— BEGIN EXTRACTED DATA —

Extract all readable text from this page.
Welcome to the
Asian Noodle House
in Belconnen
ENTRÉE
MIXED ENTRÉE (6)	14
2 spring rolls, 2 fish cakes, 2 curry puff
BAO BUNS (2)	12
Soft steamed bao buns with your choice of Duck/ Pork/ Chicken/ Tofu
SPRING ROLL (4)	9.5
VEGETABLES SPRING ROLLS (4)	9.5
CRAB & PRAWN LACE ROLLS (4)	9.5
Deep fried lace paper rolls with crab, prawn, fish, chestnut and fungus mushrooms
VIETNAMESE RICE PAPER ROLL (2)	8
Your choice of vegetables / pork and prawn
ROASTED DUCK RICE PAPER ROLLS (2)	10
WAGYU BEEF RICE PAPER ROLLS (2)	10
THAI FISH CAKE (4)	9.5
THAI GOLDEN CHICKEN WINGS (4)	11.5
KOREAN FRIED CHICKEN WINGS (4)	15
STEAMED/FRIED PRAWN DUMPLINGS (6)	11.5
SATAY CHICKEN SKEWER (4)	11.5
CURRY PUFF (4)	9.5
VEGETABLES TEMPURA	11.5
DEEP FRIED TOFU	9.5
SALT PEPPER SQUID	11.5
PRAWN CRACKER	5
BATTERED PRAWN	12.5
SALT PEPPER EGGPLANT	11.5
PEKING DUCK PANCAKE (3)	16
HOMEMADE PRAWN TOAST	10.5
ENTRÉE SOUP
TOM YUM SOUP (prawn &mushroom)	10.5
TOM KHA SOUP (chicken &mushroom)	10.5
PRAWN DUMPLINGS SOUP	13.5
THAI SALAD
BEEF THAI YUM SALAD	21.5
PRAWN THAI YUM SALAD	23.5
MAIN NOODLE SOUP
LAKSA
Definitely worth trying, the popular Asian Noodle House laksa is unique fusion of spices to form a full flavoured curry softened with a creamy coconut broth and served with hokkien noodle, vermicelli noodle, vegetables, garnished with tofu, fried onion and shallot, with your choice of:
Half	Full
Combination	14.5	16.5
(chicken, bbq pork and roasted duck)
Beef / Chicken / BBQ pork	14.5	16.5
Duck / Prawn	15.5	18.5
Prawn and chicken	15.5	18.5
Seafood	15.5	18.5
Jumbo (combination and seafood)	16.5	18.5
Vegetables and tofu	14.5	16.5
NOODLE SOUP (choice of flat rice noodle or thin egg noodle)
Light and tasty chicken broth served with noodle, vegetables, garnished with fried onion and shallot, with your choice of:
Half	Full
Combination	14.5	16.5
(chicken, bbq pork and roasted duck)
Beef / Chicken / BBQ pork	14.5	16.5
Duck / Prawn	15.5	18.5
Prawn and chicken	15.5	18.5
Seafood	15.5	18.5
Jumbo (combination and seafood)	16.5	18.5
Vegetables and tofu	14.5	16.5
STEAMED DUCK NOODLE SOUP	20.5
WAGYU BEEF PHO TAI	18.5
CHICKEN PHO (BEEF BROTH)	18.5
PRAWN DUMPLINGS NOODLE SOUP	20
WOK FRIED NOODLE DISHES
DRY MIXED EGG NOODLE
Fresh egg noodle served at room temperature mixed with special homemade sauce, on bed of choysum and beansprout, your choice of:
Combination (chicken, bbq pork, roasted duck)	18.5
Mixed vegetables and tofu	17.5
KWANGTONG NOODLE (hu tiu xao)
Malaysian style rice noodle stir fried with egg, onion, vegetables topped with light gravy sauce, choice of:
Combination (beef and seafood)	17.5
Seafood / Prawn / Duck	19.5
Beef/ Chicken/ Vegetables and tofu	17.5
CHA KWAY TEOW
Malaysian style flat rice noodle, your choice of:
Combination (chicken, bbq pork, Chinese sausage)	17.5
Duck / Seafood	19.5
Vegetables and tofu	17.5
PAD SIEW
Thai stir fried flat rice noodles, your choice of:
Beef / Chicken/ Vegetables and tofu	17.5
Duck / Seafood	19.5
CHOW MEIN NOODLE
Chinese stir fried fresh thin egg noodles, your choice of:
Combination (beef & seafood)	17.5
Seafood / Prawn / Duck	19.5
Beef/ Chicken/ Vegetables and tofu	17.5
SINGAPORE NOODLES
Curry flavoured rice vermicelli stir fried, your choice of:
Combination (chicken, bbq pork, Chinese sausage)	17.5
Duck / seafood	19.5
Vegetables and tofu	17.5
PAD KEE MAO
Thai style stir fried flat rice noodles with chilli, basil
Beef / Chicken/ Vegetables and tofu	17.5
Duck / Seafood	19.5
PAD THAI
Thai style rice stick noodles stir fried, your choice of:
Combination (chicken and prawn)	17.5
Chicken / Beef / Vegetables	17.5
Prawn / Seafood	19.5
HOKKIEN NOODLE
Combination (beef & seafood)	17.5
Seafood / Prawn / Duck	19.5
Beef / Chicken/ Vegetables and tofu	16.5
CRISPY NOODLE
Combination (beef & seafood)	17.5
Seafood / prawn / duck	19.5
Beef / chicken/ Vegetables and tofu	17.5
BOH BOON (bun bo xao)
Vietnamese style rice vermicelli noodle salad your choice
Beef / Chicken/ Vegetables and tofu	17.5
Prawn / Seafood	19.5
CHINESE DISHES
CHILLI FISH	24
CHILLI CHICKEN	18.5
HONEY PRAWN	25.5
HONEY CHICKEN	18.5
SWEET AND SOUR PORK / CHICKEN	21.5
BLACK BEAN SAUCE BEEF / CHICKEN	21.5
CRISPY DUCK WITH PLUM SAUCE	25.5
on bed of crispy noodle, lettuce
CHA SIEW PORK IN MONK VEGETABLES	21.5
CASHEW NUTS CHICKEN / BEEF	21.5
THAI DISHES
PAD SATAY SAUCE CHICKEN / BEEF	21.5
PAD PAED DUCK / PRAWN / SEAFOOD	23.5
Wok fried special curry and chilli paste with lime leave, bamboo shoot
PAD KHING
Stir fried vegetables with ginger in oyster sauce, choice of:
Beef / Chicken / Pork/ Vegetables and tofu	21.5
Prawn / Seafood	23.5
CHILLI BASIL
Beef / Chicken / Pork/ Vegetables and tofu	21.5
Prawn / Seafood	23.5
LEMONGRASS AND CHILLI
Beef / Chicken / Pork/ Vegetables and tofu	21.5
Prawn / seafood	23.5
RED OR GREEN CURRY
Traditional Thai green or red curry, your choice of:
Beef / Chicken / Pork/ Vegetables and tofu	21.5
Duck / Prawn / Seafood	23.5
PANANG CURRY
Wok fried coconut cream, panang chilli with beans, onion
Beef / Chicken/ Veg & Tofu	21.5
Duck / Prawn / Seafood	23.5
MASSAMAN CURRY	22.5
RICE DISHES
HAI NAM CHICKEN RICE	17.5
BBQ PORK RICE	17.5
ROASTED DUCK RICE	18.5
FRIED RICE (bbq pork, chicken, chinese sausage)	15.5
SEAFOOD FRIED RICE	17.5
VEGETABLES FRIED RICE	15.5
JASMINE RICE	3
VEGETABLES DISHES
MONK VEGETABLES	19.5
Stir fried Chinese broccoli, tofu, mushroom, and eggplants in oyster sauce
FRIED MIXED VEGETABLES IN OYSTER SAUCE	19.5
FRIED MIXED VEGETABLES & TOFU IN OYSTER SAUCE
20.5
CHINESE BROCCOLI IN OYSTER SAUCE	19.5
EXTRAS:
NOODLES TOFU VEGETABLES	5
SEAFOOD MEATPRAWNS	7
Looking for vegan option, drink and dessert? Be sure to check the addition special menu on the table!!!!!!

— END EXTRACTED DATA —

WRITTEN TASK: Restate every entry word for word.

RESULT:
Extract all readable text from this page.
Welcome to the
Asian Noodle House
in Belconnen
ENTRÉE
MIXED ENTRÉE (6)	14
2 spring rolls, 2 fish cakes, 2 curry puff
BAO BUNS (2)	12
Soft steamed bao buns with your choice of Duck/ Pork/ Chicken/ Tofu
SPRING ROLL (4)	9.5
VEGETABLES SPRING ROLLS (4)	9.5
CRAB & PRAWN LACE ROLLS (4)	9.5
Deep fried lace paper rolls with crab, prawn, fish, chestnut and fungus mushrooms
VIETNAMESE RICE PAPER ROLL (2)	8
Your choice of vegetables / pork and prawn
ROASTED DUCK RICE PAPER ROLLS (2)	10
WAGYU BEEF RICE PAPER ROLLS (2)	10
THAI FISH CAKE (4)	9.5
THAI GOLDEN CHICKEN WINGS (4)	11.5
KOREAN FRIED CHICKEN WINGS (4)	15
STEAMED/FRIED PRAWN DUMPLINGS (6)	11.5
SATAY CHICKEN SKEWER (4)	11.5
CURRY PUFF (4)	9.5
VEGETABLES TEMPURA	11.5
DEEP FRIED TOFU	9.5
SALT PEPPER SQUID	11.5
PRAWN CRACKER	5
BATTERED PRAWN	12.5
SALT PEPPER EGGPLANT	11.5
PEKING DUCK PANCAKE (3)	16
HOMEMADE PRAWN TOAST	10.5
ENTRÉE SOUP
TOM YUM SOUP (prawn &mushroom)	10.5
TOM KHA SOUP (chicken &mushroom)	10.5
PRAWN DUMPLINGS SOUP	13.5
THAI SALAD
BEEF THAI YUM SALAD	21.5
PRAWN THAI YUM SALAD	23.5
MAIN NOODLE SOUP
LAKSA
Definitely worth trying, the popular Asian Noodle House laksa is unique fusion of spices to form a full flavoured curry softened with a creamy coconut broth and served with hokkien noodle, vermicelli noodle, vegetables, garnished with tofu, fried onion and shallot, with your choice of:
Half	Full
Combination	14.5	16.5
(chicken, bbq pork and roasted duck)
Beef / Chicken / BBQ pork	14.5	16.5
Duck / Prawn	15.5	18.5
Prawn and chicken	15.5	18.5
Seafood	15.5	18.5
Jumbo (combination and seafood)	16.5	18.5
Vegetables and tofu	14.5	16.5
NOODLE SOUP (choice of flat rice noodle or thin egg noodle)
Light and tasty chicken broth served with noodle, vegetables, garnished with fried onion and shallot, with your choice of:
Half	Full
Combination	14.5	16.5
(chicken, bbq pork and roasted duck)
Beef / Chicken / BBQ pork	14.5	16.5
Duck / Prawn	15.5	18.5
Prawn and chicken	15.5	18.5
Seafood	15.5	18.5
Jumbo (combination and seafood)	16.5	18.5
Vegetables and tofu	14.5	16.5
STEAMED DUCK NOODLE SOUP	20.5
WAGYU BEEF PHO TAI	18.5
CHICKEN PHO (BEEF BROTH)	18.5
PRAWN DUMPLINGS NOODLE SOUP	20
WOK FRIED NOODLE DISHES
DRY MIXED EGG NOODLE
Fresh egg noodle served at room temperature mixed with special homemade sauce, on bed of choysum and beansprout, your choice of:
Combination (chicken, bbq pork, roasted duck)	18.5
Mixed vegetables and tofu	17.5
KWANGTONG NOODLE (hu tiu xao)
Malaysian style rice noodle stir fried with egg, onion, vegetables topped with light gravy sauce, choice of:
Combination (beef and seafood)	17.5
Seafood / Prawn / Duck	19.5
Beef/ Chicken/ Vegetables and tofu	17.5
CHA KWAY TEOW
Malaysian style flat rice noodle, your choice of:
Combination (chicken, bbq pork, Chinese sausage)	17.5
Duck / Seafood	19.5
Vegetables and tofu	17.5
PAD SIEW
Thai stir fried flat rice noodles, your choice of:
Beef / Chicken/ Vegetables and tofu	17.5
Duck / Seafood	19.5
CHOW MEIN NOODLE
Chinese stir fried fresh thin egg noodles, your choice of:
Combination (beef & seafood)	17.5
Seafood / Prawn / Duck	19.5
Beef/ Chicken/ Vegetables and tofu	17.5
SINGAPORE NOODLES
Curry flavoured rice vermicelli stir fried, your choice of:
Combination (chicken, bbq pork, Chinese sausage)	17.5
Duck / seafood	19.5
Vegetables and tofu	17.5
PAD KEE MAO
Thai style stir fried flat rice noodles with chilli, basil
Beef / Chicken/ Vegetables and tofu	17.5
Duck / Seafood	19.5
PAD THAI
Thai style rice stick noodles stir fried, your choice of:
Combination (chicken and prawn)	17.5
Chicken / Beef / Vegetables	17.5
Prawn / Seafood	19.5
HOKKIEN NOODLE
Combination (beef & seafood)	17.5
Seafood / Prawn / Duck	19.5
Beef / Chicken/ Vegetables and tofu	16.5
CRISPY NOODLE
Combination (beef & seafood)	17.5
Seafood / prawn / duck	19.5
Beef / chicken/ Vegetables and tofu	17.5
BOH BOON (bun bo xao)
Vietnamese style rice vermicelli noodle salad your choice
Beef / Chicken/ Vegetables and tofu	17.5
Prawn / Seafood	19.5
CHINESE DISHES
CHILLI FISH	24
CHILLI CHICKEN	18.5
HONEY PRAWN	25.5
HONEY CHICKEN	18.5
SWEET AND SOUR PORK / CHICKEN	21.5
BLACK BEAN SAUCE BEEF / CHICKEN	21.5
CRISPY DUCK WITH PLUM SAUCE	25.5
on bed of crispy noodle, lettuce
CHA SIEW PORK IN MONK VEGETABLES	21.5
CASHEW NUTS CHICKEN / BEEF	21.5
THAI DISHES
PAD SATAY SAUCE CHICKEN / BEEF	21.5
PAD PAED DUCK / PRAWN / SEAFOOD	23.5
Wok fried special curry and chilli paste with lime leave, bamboo shoot
PAD KHING
Stir fried vegetables with ginger in oyster sauce, choice of:
Beef / Chicken / Pork/ Vegetables and tofu	21.5
Prawn / Seafood	23.5
CHILLI BASIL
Beef / Chicken / Pork/ Vegetables and tofu	21.5
Prawn / Seafood	23.5
LEMONGRASS AND CHILLI
Beef / Chicken / Pork/ Vegetables and tofu	21.5
Prawn / seafood	23.5
RED OR GREEN CURRY
Traditional Thai green or red curry, your choice of:
Beef / Chicken / Pork/ Vegetables and tofu	21.5
Duck / Prawn / Seafood	23.5
PANANG CURRY
Wok fried coconut cream, panang chilli with beans, onion
Beef / Chicken/ Veg & Tofu	21.5
Duck / Prawn / Seafood	23.5
MASSAMAN CURRY	22.5
RICE DISHES
HAI NAM CHICKEN RICE	17.5
BBQ PORK RICE	17.5
ROASTED DUCK RICE	18.5
FRIED RICE (bbq pork, chicken, chinese sausage)	15.5
SEAFOOD FRIED RICE	17.5
VEGETABLES FRIED RICE	15.5
JASMINE RICE	3
VEGETABLES DISHES
MONK VEGETABLES	19.5
Stir fried Chinese broccoli, tofu, mushroom, and eggplants in oyster sauce
FRIED MIXED VEGETABLES IN OYSTER SAUCE	19.5
FRIED MIXED VEGETABLES & TOFU IN OYSTER SAUCE
20.5
CHINESE BROCCOLI IN OYSTER SAUCE	19.5
EXTRAS:
NOODLES TOFU VEGETABLES	5
SEAFOOD MEATPRAWNS	7
Looking for vegan option, drink and dessert? Be sure to check the addition special menu on the table!!!!!!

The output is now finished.